## Task statement
Rewrite the part of the forum thread about parents and a train hobby that begins at the words "Not sure why, they" and stops after "Any Suggestions?", swapping "pictures" for "photos".
>> begin Supplied text
# Parents against train hobby



## TylerP42 (May 28, 2015)

(Not Sure where to post)

Basically, my parents are against me doing train photography, train spotting, and taking trains.

Not sure why, they won't tell me, other than "its weird"... I wanted to take a train ARB-DER For the Henry Ford Museum, but they told me no and offered no explanation other than "its useless to do that since we can drive"... I even offered to pay and got a no. I have no idea how to get them to see that this is a good hobby, but they will only tell me no. I can't even go down to my local train station and take pictures.

Any Suggestions?


----------



## AmtrakBlue (May 28, 2015)

Uh, oh. Sounds like they've visited AU (this forum). h34r: 

Just kidding.

Maybe ask them what activities they think are "normal" and then ask why those are "normal", but a love of trains is not?

Might also be because of your grandfather. Was he obsessed with trains? Did that interfere with his family life?
>> end Supplied text
>> begin Information given
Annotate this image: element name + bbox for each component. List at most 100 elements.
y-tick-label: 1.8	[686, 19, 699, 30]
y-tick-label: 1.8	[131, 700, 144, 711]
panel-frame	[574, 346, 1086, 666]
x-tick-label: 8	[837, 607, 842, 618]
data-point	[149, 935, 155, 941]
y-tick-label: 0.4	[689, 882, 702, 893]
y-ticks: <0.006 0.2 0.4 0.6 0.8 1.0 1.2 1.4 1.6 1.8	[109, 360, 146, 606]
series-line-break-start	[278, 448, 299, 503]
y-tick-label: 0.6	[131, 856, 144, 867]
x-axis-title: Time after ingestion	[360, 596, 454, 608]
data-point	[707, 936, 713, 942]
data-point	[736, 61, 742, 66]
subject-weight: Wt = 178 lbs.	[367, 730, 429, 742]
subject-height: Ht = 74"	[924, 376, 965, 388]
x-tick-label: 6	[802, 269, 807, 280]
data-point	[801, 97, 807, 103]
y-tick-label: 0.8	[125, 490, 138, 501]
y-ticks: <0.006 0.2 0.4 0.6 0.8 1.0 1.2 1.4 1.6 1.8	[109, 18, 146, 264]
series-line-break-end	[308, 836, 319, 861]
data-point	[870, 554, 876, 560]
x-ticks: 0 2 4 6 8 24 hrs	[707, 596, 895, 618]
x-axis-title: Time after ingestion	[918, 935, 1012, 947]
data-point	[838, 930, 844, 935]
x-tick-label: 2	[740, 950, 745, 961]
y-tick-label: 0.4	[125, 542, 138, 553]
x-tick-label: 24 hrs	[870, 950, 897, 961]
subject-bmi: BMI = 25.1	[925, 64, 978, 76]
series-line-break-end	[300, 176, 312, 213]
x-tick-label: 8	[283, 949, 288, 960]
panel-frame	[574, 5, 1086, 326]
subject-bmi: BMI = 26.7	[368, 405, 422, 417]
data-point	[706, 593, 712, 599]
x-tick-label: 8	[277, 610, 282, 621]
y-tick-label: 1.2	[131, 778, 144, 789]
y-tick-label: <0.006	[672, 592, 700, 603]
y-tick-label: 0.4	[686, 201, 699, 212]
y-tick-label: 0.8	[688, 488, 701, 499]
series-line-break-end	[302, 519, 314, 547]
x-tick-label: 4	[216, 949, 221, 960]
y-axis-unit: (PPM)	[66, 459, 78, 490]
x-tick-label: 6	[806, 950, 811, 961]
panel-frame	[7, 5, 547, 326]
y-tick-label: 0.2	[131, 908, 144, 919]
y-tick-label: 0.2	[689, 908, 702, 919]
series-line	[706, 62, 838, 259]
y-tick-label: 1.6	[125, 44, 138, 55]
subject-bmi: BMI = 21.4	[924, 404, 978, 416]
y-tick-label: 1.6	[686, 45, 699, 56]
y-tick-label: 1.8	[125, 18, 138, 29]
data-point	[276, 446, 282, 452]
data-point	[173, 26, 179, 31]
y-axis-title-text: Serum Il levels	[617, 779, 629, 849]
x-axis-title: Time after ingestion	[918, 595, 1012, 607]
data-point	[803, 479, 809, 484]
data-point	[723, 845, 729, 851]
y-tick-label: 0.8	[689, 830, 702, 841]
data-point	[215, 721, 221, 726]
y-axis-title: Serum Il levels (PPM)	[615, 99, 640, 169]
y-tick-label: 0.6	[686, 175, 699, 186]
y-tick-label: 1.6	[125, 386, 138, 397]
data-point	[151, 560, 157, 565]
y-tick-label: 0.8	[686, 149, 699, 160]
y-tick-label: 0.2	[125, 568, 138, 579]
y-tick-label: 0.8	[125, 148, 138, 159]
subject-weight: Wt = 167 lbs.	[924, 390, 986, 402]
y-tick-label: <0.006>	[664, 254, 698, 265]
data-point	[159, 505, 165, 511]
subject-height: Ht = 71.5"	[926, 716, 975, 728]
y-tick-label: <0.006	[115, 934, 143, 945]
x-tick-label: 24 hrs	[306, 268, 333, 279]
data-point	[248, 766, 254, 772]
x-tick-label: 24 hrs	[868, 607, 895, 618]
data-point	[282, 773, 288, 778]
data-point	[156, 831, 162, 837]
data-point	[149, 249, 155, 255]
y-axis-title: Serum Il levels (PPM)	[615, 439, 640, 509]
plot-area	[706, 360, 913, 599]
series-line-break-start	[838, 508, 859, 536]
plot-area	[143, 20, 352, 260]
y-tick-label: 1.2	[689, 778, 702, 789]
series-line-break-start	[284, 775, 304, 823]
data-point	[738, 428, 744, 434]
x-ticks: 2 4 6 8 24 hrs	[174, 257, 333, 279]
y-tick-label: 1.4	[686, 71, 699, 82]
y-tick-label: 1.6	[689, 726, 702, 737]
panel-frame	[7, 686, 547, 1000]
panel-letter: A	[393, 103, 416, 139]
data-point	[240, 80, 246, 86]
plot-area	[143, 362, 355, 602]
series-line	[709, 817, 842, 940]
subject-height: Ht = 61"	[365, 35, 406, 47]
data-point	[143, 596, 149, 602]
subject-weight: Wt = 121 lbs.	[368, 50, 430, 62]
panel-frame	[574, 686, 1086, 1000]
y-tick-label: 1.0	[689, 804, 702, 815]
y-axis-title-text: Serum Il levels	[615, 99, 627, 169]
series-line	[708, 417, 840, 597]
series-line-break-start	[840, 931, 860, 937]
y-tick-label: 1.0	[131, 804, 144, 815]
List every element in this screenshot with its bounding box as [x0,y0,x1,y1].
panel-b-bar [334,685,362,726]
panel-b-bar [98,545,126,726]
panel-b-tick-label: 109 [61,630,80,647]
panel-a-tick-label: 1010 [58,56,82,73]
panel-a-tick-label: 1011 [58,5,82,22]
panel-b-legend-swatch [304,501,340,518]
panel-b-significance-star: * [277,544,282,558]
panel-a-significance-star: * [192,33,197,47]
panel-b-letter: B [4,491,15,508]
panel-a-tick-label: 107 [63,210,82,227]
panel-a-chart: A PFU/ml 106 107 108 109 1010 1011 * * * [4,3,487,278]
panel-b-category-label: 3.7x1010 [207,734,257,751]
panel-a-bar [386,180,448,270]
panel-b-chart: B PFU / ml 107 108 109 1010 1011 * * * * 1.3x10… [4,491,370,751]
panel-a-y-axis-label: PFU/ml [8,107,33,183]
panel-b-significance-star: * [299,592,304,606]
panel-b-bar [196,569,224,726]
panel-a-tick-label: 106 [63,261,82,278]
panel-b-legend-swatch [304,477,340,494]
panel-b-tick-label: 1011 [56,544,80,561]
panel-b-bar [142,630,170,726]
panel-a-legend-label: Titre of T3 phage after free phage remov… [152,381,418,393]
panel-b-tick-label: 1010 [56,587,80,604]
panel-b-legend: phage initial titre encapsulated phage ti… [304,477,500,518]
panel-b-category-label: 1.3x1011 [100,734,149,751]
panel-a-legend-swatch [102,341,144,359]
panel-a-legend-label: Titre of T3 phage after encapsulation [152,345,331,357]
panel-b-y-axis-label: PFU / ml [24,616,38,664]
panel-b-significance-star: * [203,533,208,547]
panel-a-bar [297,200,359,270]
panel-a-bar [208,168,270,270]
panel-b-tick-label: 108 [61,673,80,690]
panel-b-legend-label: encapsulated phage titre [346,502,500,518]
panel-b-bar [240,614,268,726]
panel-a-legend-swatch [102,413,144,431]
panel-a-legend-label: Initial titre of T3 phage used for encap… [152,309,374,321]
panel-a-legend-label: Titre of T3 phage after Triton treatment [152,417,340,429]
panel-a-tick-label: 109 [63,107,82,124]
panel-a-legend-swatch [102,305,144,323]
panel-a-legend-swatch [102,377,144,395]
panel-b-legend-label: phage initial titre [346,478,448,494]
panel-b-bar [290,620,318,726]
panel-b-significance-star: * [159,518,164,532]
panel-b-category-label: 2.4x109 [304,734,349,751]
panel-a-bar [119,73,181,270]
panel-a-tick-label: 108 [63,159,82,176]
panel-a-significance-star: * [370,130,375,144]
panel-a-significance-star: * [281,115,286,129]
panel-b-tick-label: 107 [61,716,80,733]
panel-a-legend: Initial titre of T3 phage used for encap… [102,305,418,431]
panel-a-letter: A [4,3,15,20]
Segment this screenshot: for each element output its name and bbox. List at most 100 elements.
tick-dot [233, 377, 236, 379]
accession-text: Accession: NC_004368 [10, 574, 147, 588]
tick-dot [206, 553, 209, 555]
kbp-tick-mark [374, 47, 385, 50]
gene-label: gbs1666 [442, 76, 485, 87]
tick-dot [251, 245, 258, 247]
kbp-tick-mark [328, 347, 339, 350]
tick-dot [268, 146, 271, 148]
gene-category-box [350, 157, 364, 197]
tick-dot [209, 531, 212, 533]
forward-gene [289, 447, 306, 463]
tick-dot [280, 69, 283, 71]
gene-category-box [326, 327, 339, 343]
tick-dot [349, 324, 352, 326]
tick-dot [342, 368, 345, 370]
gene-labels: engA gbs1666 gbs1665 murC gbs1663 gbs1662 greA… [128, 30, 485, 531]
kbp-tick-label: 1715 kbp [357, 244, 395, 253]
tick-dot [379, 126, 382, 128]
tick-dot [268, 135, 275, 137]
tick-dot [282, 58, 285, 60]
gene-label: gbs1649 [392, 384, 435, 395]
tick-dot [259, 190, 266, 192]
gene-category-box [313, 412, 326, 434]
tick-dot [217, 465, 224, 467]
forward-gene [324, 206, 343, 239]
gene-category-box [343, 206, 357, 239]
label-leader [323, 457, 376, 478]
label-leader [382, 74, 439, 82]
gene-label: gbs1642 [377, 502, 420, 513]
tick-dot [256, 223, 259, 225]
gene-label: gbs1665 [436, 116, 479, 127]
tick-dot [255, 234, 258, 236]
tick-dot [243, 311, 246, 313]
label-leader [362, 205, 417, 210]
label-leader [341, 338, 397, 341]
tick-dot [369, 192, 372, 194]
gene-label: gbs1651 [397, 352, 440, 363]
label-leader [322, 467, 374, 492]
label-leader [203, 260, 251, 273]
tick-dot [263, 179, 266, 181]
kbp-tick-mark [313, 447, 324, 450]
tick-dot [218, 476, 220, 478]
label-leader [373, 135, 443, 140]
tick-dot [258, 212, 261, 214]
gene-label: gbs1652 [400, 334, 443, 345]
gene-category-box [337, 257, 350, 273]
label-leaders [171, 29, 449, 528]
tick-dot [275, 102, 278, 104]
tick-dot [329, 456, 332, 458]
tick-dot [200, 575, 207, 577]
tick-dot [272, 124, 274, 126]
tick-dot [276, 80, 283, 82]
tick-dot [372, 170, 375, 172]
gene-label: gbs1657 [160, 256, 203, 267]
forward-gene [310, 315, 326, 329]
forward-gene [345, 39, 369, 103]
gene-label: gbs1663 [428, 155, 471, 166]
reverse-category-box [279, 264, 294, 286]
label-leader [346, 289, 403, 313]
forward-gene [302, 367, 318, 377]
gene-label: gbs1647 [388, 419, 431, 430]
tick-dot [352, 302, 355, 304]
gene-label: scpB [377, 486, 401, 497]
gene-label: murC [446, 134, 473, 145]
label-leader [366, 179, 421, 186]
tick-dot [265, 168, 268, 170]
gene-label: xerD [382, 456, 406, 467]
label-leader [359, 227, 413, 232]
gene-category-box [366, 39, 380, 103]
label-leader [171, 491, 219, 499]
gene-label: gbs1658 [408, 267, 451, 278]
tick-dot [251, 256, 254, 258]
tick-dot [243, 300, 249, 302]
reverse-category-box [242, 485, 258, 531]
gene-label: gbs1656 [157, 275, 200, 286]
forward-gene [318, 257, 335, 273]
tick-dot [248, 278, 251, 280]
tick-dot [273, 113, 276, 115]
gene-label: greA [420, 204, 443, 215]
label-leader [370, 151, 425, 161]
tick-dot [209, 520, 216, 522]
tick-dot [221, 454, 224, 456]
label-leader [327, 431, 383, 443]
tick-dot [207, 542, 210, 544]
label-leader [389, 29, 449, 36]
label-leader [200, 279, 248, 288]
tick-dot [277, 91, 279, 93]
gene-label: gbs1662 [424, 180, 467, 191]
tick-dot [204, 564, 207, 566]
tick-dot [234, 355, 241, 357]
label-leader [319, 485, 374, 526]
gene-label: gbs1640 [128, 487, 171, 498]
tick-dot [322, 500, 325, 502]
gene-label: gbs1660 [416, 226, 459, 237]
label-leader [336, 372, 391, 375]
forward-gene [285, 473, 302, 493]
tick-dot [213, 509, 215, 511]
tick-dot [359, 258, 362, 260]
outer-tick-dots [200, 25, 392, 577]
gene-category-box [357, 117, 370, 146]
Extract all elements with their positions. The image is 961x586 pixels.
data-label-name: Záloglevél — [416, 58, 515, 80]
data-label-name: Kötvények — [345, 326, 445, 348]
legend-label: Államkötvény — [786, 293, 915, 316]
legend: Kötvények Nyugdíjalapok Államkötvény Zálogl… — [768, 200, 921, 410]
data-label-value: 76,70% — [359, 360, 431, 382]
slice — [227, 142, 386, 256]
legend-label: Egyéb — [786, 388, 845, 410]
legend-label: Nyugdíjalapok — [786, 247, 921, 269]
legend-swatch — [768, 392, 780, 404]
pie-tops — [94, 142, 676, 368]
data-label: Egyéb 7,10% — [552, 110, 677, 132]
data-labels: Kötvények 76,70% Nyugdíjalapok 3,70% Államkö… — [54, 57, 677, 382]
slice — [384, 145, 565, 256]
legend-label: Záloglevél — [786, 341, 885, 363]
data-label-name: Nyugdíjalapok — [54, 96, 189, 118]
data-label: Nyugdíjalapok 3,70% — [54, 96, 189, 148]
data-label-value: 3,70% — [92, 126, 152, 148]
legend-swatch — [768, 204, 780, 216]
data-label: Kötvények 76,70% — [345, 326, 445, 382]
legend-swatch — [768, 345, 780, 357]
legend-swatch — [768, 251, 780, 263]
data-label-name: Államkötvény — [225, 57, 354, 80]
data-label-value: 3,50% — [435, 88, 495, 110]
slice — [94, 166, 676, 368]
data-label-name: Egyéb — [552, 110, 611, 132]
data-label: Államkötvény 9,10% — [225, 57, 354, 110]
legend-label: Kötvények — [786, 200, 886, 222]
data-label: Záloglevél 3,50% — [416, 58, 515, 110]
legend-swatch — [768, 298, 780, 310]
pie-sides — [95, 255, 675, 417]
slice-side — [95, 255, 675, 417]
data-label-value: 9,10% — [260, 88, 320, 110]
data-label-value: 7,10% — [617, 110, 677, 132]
>> end Information given
## Solution to this problem
Not sure why, they won't tell me, other than "its weird"... I wanted to take a train ARB-DER For the Henry Ford Museum, but they told me no and offered no explanation other than "its useless to do that since we can drive"... I even offered to pay and got a no. I have no idea how to get them to see that this is a good hobby, but they will only tell me no. I can't even go down to my local train station and take photos.

Any Suggestions?